--- The input ---

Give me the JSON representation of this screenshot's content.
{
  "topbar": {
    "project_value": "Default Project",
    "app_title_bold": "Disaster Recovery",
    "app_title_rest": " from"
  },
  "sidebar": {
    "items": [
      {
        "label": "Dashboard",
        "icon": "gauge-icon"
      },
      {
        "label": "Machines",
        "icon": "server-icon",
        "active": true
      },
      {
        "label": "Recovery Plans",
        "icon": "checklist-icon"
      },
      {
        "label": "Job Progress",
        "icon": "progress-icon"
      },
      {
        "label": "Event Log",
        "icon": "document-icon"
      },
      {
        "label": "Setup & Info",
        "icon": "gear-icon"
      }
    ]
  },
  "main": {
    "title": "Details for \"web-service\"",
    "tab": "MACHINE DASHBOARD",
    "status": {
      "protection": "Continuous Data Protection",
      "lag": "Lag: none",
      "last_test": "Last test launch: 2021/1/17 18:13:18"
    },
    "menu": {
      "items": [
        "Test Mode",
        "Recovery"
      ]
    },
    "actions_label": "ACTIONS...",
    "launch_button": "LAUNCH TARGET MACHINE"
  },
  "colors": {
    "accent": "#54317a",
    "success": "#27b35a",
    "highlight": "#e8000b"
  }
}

---
--- The input ---

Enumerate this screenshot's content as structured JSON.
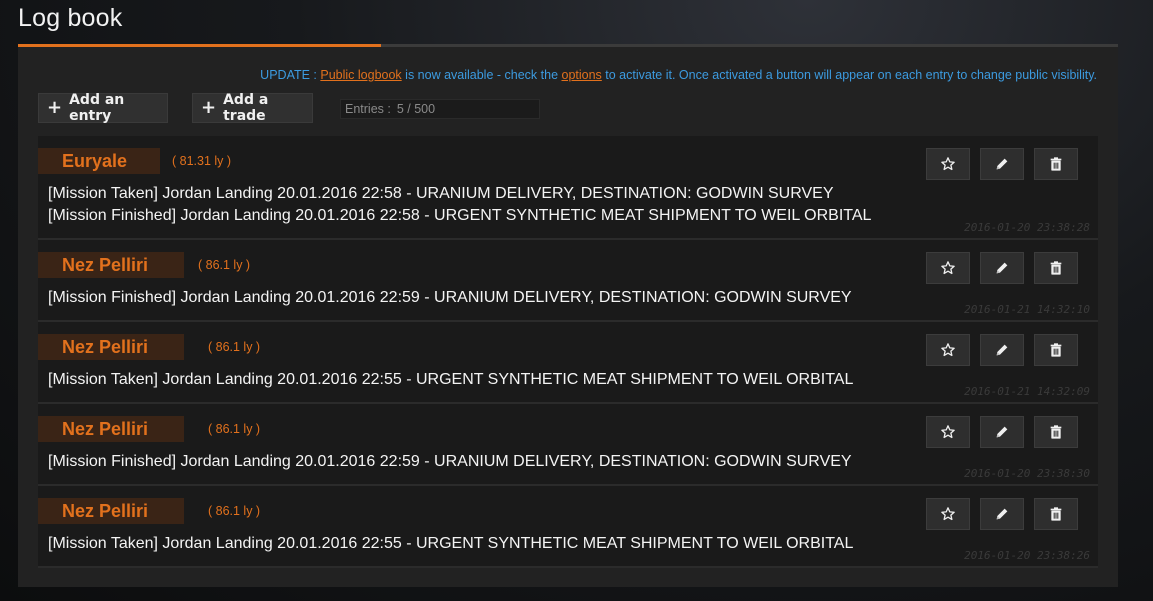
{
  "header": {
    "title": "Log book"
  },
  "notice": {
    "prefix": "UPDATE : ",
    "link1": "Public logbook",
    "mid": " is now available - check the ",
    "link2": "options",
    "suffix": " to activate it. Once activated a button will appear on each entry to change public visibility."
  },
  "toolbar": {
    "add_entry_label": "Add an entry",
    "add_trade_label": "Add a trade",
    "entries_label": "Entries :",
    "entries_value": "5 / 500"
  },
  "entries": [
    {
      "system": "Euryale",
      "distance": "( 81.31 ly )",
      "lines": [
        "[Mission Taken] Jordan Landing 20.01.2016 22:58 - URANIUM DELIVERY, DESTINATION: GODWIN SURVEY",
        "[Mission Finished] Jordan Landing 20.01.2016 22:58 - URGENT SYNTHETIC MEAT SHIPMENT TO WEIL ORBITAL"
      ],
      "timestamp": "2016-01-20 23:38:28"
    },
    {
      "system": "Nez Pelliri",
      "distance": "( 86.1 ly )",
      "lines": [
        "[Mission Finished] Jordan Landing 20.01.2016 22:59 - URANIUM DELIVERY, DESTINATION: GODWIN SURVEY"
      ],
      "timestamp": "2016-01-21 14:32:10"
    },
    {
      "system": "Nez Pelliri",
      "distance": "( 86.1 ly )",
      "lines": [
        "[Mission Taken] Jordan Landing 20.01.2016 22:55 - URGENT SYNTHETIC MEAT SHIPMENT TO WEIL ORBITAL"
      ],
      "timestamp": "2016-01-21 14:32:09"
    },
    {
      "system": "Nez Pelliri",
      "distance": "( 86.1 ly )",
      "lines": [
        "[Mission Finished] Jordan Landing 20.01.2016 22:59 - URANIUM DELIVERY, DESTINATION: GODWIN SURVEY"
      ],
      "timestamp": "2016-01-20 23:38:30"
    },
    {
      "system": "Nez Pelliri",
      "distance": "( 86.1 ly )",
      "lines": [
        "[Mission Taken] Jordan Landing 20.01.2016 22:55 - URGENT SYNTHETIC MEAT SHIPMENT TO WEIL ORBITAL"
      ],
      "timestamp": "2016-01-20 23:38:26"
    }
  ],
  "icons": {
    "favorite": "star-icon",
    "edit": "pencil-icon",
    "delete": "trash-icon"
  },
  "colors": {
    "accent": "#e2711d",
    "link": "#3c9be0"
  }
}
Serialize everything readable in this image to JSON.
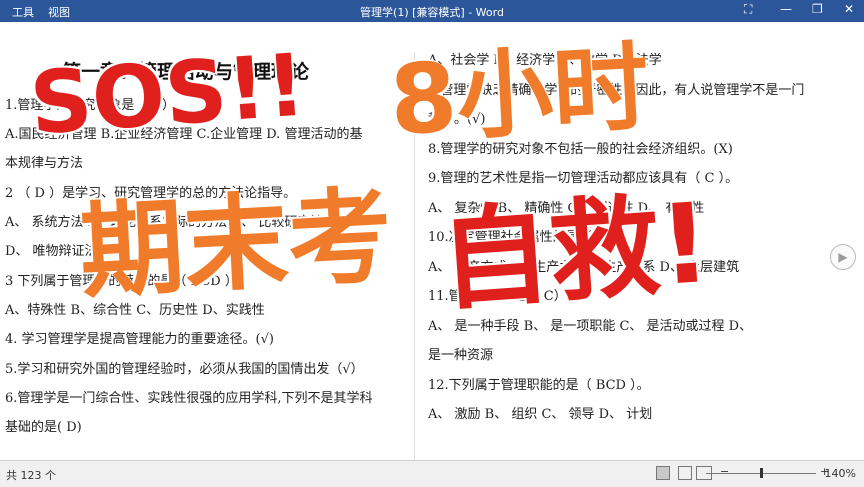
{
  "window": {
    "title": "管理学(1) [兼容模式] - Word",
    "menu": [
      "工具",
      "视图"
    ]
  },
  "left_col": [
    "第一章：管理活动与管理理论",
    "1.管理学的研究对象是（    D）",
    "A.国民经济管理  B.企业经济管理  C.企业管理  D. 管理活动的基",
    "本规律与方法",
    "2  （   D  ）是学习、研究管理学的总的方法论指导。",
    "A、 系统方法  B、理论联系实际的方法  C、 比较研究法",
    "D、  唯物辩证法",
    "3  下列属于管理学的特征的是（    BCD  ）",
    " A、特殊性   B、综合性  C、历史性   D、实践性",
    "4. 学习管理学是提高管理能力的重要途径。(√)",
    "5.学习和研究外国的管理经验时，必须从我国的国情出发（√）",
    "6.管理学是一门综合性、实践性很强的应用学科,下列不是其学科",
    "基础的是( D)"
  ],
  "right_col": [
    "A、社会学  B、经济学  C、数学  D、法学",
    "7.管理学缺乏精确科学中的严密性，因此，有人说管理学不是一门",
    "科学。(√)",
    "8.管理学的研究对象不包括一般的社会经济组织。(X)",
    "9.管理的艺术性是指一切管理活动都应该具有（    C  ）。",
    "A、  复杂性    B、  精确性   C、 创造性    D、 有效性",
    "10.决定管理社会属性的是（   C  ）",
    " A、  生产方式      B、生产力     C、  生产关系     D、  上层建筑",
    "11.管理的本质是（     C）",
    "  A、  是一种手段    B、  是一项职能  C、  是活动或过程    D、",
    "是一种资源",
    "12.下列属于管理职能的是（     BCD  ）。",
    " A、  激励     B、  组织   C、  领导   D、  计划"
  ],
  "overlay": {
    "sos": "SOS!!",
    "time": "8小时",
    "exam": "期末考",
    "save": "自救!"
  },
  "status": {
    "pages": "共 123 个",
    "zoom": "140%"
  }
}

---

◆ Requirements
State how many lines above include the word "screenshot", and nothing more.

◆ Reply
2